Task instructions:
A. Answer these questions from the post about Andy and The Fallen Sparrow, one line each:
(i) What does Andy come back a short time later for?
(ii) What actress is named together with John Garfield?
(iii) At what age did Garfield die, according to the post?
B. Quote the stretch of the post about Andy and The Fallen Sparrow from "Garfield was intense, probably" through "of his time.".

Excerpt:
“John Garfield (the cat?) and Maureen O’Hara…I just want to see the sparrow!”

“What does this ‘canary‘ have to do with sparrows? Wish she’d stop that caterwauling!”

“This movie is a bust. No sparrows, no kitty!”

Andy checks out.

Of course, he comes back a short time later for a catnap.
=(^+^)=
“The Fallen Sparrow” isn’t about sparrows, of course, except metaphorically. Andy got it wrong.
Garfield was intense, probably acting at the best I ever recall him acting. Too bad he died of a heart attack at 39 because he easily was one of the top actors of his time.

Recorded information:
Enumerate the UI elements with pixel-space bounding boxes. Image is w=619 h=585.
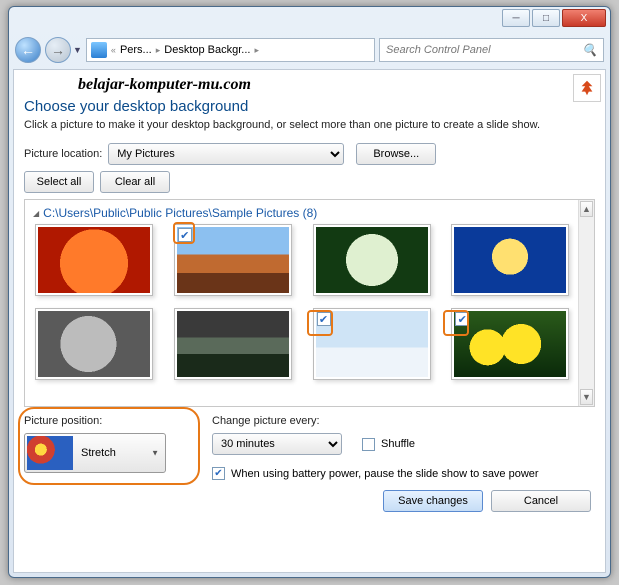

Solution set:
A.
(i) A catnap.
(ii) Maureen O’Hara.
(iii) 39.

B.
Garfield was intense, probably acting at the best I ever recall him acting. Too bad he died of a heart attack at 39 because he easily was one of the top actors of his time.